EXERCISE GOAL:
Filter the records below down to lines containing "които".

DATASET EXCERPTS:

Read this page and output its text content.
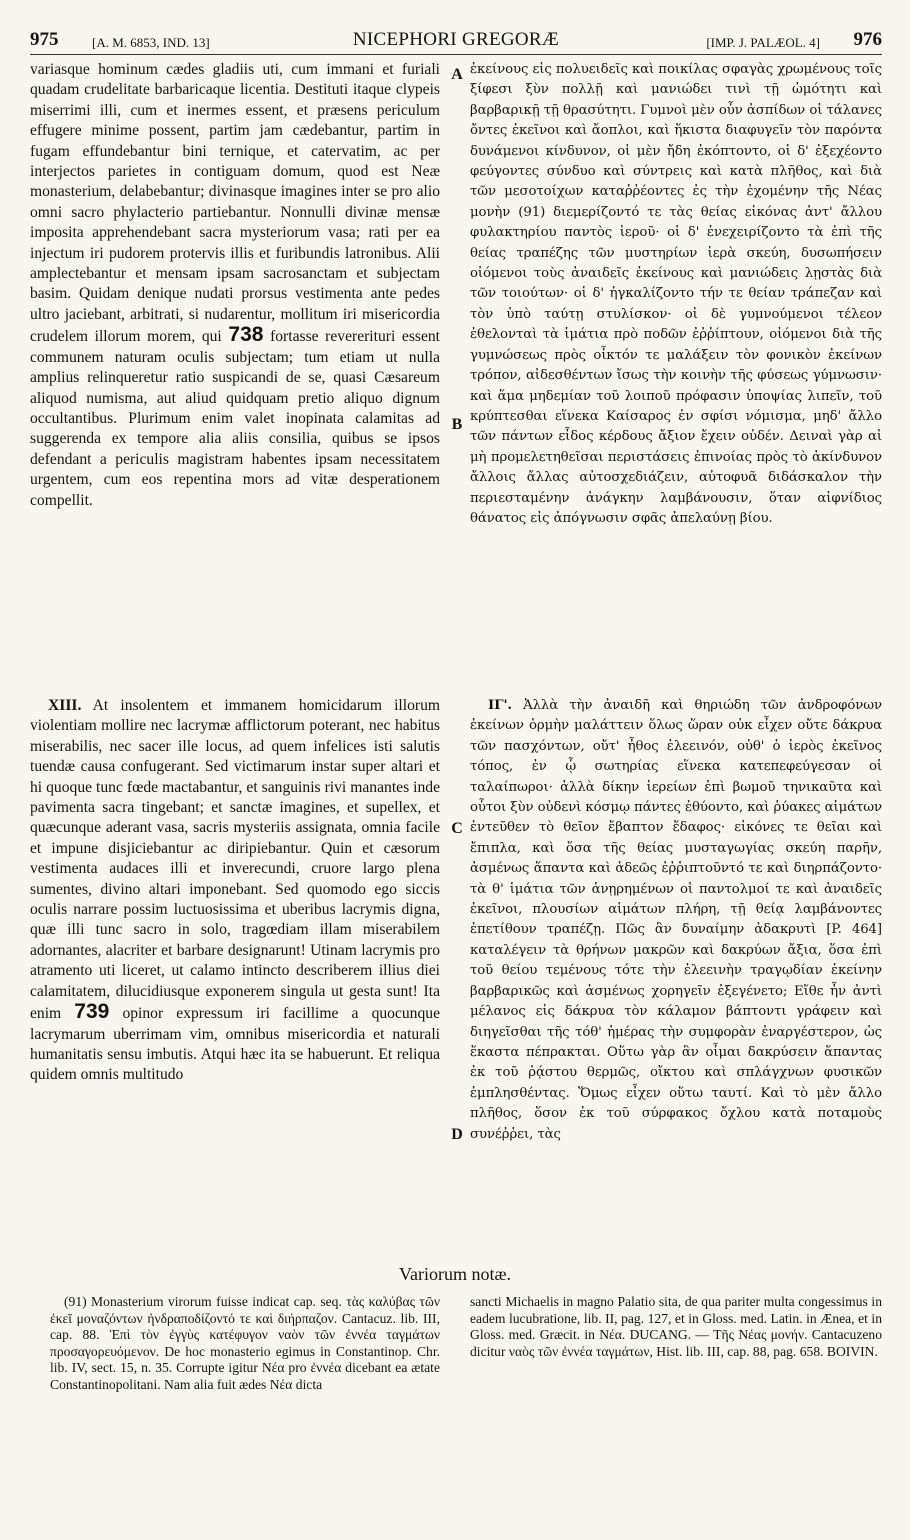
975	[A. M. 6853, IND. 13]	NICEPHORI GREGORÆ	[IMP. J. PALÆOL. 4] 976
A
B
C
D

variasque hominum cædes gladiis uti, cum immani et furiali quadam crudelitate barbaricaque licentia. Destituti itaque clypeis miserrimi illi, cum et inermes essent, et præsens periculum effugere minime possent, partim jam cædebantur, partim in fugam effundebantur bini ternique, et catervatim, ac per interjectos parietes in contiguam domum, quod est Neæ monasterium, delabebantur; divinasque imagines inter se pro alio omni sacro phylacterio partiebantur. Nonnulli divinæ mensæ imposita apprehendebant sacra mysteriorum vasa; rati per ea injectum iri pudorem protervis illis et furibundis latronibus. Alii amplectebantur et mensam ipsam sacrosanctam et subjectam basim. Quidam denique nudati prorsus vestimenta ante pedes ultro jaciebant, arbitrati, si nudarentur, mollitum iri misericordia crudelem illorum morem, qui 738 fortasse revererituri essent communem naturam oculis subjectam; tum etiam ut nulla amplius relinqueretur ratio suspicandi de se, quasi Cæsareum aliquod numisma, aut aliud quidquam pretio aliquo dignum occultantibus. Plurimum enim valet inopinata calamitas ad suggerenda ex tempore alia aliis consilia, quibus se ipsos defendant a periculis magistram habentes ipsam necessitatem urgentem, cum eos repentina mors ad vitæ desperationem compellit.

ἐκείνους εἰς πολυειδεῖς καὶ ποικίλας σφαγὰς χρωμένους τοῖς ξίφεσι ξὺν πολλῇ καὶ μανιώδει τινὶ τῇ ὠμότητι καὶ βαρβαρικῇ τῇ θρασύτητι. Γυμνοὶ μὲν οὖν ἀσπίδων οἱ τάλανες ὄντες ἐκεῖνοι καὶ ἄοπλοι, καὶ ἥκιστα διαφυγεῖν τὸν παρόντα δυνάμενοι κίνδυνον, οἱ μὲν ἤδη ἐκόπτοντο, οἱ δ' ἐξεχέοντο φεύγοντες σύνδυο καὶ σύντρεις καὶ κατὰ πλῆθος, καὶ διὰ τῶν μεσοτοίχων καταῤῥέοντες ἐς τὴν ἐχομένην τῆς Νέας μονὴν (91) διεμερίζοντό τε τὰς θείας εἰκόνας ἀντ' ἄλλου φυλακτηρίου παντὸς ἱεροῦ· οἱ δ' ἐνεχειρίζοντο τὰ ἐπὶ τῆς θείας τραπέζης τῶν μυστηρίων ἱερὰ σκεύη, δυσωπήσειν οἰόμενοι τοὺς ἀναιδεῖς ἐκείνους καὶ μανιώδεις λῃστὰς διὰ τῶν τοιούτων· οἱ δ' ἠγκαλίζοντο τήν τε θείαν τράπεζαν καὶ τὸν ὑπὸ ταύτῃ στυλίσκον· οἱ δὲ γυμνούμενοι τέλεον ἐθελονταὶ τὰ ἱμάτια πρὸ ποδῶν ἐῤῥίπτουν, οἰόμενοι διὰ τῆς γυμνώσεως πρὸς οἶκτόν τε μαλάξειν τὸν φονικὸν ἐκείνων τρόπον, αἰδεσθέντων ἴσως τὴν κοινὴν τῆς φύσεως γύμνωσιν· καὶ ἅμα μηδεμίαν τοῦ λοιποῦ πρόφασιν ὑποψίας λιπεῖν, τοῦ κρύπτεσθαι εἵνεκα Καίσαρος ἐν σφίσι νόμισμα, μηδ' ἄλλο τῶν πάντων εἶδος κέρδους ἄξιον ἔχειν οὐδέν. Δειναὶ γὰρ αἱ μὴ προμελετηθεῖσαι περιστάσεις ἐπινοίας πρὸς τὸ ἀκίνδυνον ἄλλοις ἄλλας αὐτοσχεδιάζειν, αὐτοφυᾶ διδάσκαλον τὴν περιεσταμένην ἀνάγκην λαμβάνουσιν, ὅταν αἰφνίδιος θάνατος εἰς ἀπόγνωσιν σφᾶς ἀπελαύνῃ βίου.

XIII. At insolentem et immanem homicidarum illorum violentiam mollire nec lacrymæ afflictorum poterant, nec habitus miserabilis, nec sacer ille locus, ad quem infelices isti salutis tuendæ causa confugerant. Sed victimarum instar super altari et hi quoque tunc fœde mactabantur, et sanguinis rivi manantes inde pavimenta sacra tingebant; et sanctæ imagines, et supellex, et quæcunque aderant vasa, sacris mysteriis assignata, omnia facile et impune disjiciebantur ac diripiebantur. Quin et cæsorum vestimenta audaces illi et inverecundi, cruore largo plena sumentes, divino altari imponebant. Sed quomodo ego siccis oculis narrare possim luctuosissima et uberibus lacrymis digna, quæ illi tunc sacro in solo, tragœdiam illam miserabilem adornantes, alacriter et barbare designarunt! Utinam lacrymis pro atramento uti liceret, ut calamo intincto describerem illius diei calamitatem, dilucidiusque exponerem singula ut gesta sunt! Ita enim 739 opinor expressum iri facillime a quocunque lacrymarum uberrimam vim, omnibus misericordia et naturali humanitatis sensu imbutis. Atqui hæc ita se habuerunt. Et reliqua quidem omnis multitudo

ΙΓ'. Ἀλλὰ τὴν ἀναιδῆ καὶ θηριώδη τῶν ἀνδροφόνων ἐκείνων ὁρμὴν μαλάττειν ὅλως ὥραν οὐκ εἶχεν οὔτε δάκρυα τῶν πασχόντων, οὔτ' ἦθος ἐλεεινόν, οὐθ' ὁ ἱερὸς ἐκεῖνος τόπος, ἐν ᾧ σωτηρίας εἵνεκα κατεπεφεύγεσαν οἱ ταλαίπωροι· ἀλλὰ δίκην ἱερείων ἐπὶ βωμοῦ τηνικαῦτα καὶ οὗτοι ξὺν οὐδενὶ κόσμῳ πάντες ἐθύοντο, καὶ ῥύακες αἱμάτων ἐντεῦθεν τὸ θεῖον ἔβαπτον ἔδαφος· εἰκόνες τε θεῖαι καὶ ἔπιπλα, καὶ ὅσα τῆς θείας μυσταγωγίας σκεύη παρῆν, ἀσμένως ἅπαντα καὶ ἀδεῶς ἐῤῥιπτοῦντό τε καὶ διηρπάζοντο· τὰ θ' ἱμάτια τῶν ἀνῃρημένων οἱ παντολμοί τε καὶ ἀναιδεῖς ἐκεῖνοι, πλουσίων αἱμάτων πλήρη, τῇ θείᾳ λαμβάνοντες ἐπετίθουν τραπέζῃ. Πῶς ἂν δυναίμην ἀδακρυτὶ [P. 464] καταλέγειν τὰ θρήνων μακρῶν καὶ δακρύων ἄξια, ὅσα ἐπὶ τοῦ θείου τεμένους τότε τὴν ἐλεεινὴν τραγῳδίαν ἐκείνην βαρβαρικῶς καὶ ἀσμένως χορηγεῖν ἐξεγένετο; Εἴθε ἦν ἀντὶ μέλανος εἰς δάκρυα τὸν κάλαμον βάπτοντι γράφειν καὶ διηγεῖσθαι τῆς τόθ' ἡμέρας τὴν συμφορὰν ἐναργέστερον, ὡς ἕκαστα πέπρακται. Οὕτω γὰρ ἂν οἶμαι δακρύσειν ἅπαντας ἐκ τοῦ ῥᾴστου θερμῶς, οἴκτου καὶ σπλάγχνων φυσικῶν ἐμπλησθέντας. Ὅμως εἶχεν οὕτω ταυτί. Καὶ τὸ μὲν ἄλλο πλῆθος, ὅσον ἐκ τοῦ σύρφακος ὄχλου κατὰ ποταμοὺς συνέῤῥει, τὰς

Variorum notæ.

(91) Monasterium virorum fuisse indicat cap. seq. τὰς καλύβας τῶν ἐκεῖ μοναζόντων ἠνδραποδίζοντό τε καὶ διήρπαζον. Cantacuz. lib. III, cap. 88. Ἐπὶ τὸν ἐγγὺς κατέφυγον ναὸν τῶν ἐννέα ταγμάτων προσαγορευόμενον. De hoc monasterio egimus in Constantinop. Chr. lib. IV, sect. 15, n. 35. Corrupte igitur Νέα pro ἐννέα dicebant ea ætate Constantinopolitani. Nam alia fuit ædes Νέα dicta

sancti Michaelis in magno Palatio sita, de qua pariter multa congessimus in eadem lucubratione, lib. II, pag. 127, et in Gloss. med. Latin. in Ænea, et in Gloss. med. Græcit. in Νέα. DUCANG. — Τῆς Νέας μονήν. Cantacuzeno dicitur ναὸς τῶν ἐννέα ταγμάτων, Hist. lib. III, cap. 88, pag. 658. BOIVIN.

* * *

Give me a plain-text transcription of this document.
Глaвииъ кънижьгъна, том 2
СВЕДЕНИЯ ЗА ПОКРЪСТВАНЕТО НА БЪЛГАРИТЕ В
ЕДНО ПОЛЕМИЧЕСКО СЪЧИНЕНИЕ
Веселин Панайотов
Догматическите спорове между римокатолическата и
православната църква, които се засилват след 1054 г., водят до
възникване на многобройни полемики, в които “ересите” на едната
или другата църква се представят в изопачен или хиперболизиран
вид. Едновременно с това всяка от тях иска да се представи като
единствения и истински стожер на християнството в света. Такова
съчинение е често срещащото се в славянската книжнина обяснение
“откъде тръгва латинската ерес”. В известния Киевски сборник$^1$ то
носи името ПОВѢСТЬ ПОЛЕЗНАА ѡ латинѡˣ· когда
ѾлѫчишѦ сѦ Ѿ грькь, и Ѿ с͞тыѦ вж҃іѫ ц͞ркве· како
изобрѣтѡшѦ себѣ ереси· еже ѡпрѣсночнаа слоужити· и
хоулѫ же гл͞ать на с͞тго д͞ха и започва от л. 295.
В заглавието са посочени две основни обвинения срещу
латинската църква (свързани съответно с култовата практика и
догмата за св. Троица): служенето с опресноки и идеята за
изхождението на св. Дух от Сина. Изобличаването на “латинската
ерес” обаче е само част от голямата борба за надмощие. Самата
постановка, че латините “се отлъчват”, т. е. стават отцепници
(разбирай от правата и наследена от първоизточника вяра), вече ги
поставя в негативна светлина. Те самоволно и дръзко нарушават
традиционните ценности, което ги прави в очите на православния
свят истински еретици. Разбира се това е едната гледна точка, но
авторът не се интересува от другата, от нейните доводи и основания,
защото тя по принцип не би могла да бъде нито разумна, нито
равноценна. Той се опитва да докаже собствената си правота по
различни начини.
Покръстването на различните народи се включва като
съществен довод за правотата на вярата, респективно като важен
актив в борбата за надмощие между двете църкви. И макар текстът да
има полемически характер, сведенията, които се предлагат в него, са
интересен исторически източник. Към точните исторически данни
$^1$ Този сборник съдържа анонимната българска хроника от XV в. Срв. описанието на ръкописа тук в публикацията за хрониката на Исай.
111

---

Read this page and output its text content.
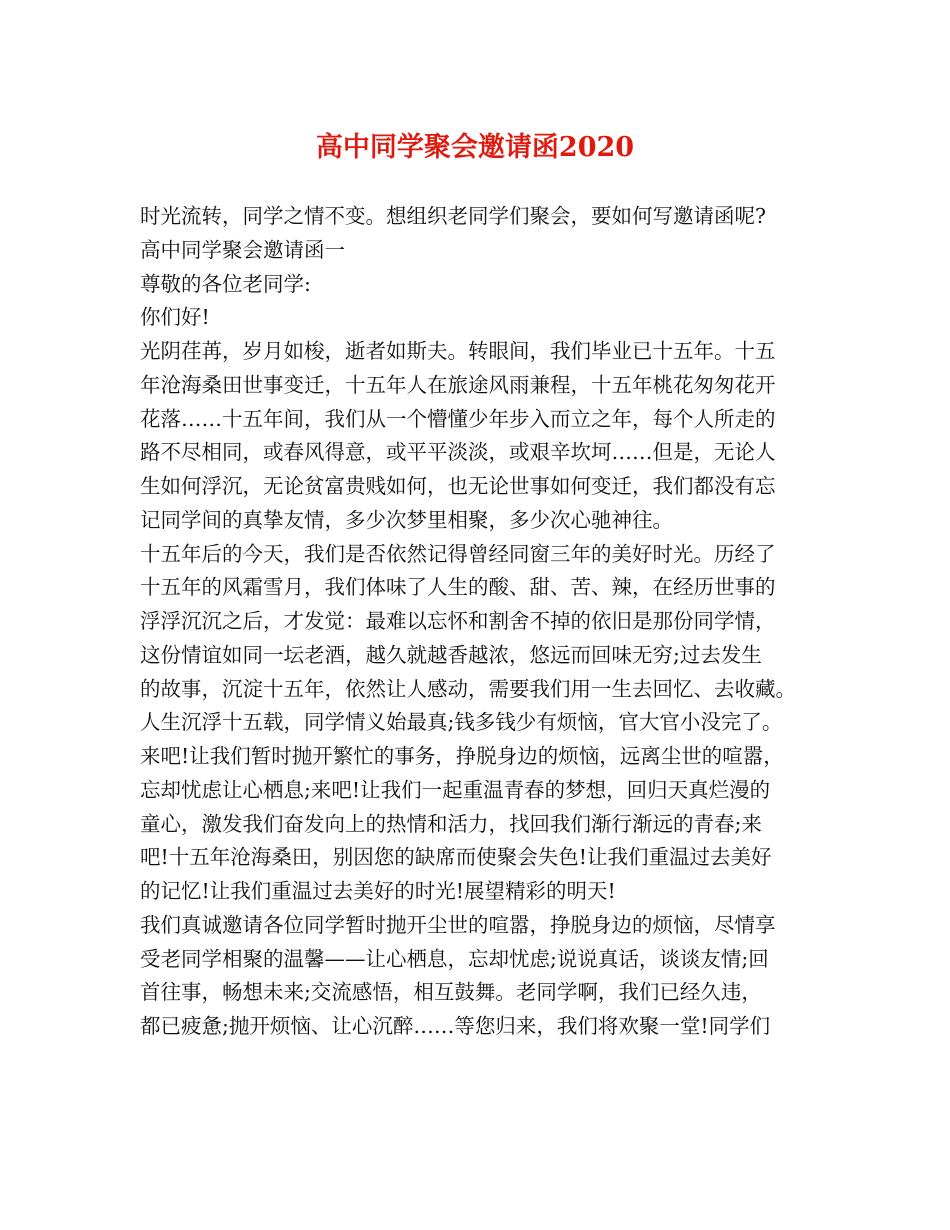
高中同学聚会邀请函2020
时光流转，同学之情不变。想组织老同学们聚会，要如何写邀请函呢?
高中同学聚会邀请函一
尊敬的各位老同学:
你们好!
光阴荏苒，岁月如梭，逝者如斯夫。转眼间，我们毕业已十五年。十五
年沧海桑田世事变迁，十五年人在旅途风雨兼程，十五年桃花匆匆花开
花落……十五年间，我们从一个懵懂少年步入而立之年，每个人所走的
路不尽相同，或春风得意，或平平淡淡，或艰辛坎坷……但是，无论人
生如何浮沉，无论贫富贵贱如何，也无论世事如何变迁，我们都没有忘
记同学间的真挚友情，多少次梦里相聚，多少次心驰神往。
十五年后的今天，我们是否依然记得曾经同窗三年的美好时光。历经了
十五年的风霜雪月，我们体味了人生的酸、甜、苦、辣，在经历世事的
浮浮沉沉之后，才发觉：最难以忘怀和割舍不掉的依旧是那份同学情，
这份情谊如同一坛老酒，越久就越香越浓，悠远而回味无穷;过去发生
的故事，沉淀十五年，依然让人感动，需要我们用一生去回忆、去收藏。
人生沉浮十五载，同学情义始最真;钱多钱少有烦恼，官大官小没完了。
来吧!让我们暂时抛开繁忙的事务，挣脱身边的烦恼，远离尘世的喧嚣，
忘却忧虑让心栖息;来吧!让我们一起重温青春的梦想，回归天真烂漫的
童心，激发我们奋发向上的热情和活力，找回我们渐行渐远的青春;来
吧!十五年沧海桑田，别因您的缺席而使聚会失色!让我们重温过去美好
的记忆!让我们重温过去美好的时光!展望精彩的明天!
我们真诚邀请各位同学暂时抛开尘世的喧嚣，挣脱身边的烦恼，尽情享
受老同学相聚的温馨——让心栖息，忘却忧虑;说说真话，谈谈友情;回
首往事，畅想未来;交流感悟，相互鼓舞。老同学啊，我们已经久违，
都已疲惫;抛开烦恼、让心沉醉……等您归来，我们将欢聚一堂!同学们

OUTPUT FOR THIS TASK:
православната църква, които се засилват след 1054 г., водят до
възникване на многобройни полемики, в които “ересите” на едната
има полемически характер, сведенията, които се предлагат в него, са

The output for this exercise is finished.